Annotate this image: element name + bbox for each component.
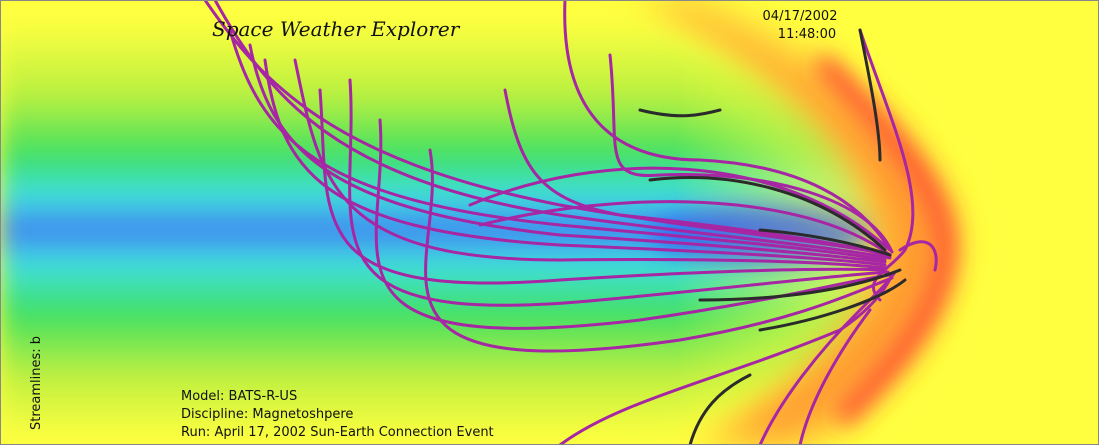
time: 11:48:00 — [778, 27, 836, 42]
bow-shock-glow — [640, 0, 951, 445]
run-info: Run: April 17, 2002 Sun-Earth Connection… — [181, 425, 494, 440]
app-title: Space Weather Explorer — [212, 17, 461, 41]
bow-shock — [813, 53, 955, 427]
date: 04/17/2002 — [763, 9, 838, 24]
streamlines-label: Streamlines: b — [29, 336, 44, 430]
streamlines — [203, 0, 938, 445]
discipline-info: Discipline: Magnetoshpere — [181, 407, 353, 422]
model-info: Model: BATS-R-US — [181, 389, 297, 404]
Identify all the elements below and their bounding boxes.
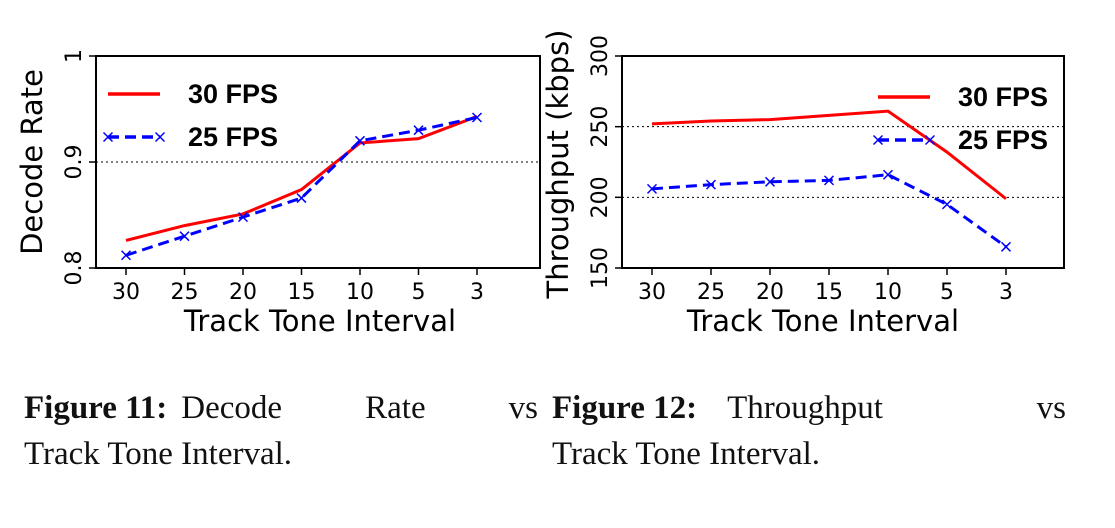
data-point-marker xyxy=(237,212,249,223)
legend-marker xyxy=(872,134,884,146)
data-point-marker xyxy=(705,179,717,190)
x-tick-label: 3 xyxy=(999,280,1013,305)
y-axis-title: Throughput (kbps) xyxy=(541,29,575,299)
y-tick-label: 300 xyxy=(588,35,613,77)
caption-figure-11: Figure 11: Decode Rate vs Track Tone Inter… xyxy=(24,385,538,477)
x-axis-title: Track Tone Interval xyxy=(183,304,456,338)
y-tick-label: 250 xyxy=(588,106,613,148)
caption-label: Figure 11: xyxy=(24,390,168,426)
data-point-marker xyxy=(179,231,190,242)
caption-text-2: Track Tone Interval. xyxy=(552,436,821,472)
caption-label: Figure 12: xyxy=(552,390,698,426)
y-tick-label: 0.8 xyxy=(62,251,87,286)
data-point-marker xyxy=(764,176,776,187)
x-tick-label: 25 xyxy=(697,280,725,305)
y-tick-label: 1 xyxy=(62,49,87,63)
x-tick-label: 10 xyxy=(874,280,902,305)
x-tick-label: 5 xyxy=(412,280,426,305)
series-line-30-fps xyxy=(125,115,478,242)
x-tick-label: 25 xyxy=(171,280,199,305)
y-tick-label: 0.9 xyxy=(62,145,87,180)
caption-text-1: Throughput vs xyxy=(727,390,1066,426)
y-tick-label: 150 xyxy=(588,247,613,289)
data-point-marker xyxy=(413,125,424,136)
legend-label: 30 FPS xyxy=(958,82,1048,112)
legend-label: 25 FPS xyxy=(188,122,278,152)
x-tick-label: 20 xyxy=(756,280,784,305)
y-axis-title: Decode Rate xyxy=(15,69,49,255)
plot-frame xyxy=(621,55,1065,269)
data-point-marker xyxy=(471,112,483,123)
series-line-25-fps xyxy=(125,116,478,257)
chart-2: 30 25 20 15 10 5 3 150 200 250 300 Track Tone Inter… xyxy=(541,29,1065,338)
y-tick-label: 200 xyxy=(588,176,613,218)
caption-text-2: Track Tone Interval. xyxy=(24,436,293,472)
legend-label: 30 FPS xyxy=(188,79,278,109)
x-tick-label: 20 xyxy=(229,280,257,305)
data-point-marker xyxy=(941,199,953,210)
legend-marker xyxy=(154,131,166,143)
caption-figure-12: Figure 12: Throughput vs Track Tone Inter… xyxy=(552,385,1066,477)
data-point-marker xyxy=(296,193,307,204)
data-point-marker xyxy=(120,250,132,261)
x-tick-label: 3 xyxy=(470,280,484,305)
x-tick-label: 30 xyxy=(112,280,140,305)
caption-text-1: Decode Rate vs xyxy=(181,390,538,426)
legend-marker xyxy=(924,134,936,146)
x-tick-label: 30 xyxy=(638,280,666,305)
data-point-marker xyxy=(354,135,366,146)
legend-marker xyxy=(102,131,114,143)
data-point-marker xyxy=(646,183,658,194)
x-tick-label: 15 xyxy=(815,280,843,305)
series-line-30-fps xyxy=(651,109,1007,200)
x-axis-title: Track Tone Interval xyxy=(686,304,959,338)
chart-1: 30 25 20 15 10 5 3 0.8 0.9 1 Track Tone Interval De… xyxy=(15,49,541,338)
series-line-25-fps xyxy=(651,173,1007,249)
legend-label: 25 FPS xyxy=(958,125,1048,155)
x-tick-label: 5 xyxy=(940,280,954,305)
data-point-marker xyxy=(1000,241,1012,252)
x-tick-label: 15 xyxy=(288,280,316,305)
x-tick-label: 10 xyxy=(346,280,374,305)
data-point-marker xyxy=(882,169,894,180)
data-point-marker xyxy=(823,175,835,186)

## WORK INSTRUCTIONS
Copy every row above character for character, leaving out the pictures.

## SOLUTION BELOW
Annotate this image: element name + bbox for each component.
time: 11:48:00 — [778, 27, 836, 42]
bow-shock-glow — [640, 0, 951, 445]
run-info: Run: April 17, 2002 Sun-Earth Connection… — [181, 425, 494, 440]
app-title: Space Weather Explorer — [212, 17, 461, 41]
bow-shock — [813, 53, 955, 427]
date: 04/17/2002 — [763, 9, 838, 24]
streamlines-label: Streamlines: b — [29, 336, 44, 430]
streamlines — [203, 0, 938, 445]
discipline-info: Discipline: Magnetoshpere — [181, 407, 353, 422]
model-info: Model: BATS-R-US — [181, 389, 297, 404]
Identify all the elements below and their bounding boxes.
data-point-marker xyxy=(237,212,249,223)
legend-marker xyxy=(872,134,884,146)
data-point-marker xyxy=(705,179,717,190)
x-tick-label: 3 xyxy=(999,280,1013,305)
y-axis-title: Throughput (kbps) xyxy=(541,29,575,299)
y-tick-label: 300 xyxy=(588,35,613,77)
caption-figure-11: Figure 11: Decode Rate vs Track Tone Inter… xyxy=(24,385,538,477)
x-axis-title: Track Tone Interval xyxy=(183,304,456,338)
y-tick-label: 250 xyxy=(588,106,613,148)
caption-label: Figure 11: xyxy=(24,390,168,426)
data-point-marker xyxy=(179,231,190,242)
caption-text-2: Track Tone Interval. xyxy=(552,436,821,472)
caption-label: Figure 12: xyxy=(552,390,698,426)
y-tick-label: 0.8 xyxy=(62,251,87,286)
data-point-marker xyxy=(764,176,776,187)
x-tick-label: 25 xyxy=(697,280,725,305)
y-tick-label: 1 xyxy=(62,49,87,63)
x-tick-label: 10 xyxy=(874,280,902,305)
x-tick-label: 5 xyxy=(412,280,426,305)
series-line-30-fps xyxy=(125,115,478,242)
x-tick-label: 25 xyxy=(171,280,199,305)
y-tick-label: 0.9 xyxy=(62,145,87,180)
caption-text-1: Throughput vs xyxy=(727,390,1066,426)
y-tick-label: 150 xyxy=(588,247,613,289)
data-point-marker xyxy=(413,125,424,136)
legend-label: 30 FPS xyxy=(958,82,1048,112)
legend-label: 25 FPS xyxy=(188,122,278,152)
x-tick-label: 20 xyxy=(756,280,784,305)
y-axis-title: Decode Rate xyxy=(15,69,49,255)
plot-frame xyxy=(621,55,1065,269)
data-point-marker xyxy=(471,112,483,123)
series-line-25-fps xyxy=(125,116,478,257)
chart-2: 30 25 20 15 10 5 3 150 200 250 300 Track Tone Inter… xyxy=(541,29,1065,338)
y-tick-label: 200 xyxy=(588,176,613,218)
caption-text-2: Track Tone Interval. xyxy=(24,436,293,472)
legend-label: 30 FPS xyxy=(188,79,278,109)
x-tick-label: 20 xyxy=(229,280,257,305)
data-point-marker xyxy=(941,199,953,210)
legend-marker xyxy=(154,131,166,143)
caption-figure-12: Figure 12: Throughput vs Track Tone Inter… xyxy=(552,385,1066,477)
data-point-marker xyxy=(296,193,307,204)
data-point-marker xyxy=(120,250,132,261)
x-tick-label: 3 xyxy=(470,280,484,305)
x-tick-label: 30 xyxy=(112,280,140,305)
caption-text-1: Decode Rate vs xyxy=(181,390,538,426)
legend-marker xyxy=(924,134,936,146)
x-tick-label: 30 xyxy=(638,280,666,305)
data-point-marker xyxy=(354,135,366,146)
legend-marker xyxy=(102,131,114,143)
data-point-marker xyxy=(646,183,658,194)
x-tick-label: 15 xyxy=(815,280,843,305)
series-line-30-fps xyxy=(651,109,1007,200)
x-axis-title: Track Tone Interval xyxy=(686,304,959,338)
chart-1: 30 25 20 15 10 5 3 0.8 0.9 1 Track Tone Interval De… xyxy=(15,49,541,338)
series-line-25-fps xyxy=(651,173,1007,249)
legend-label: 25 FPS xyxy=(958,125,1048,155)
x-tick-label: 5 xyxy=(940,280,954,305)
data-point-marker xyxy=(1000,241,1012,252)
x-tick-label: 15 xyxy=(288,280,316,305)
x-tick-label: 10 xyxy=(346,280,374,305)
data-point-marker xyxy=(882,169,894,180)
data-point-marker xyxy=(823,175,835,186)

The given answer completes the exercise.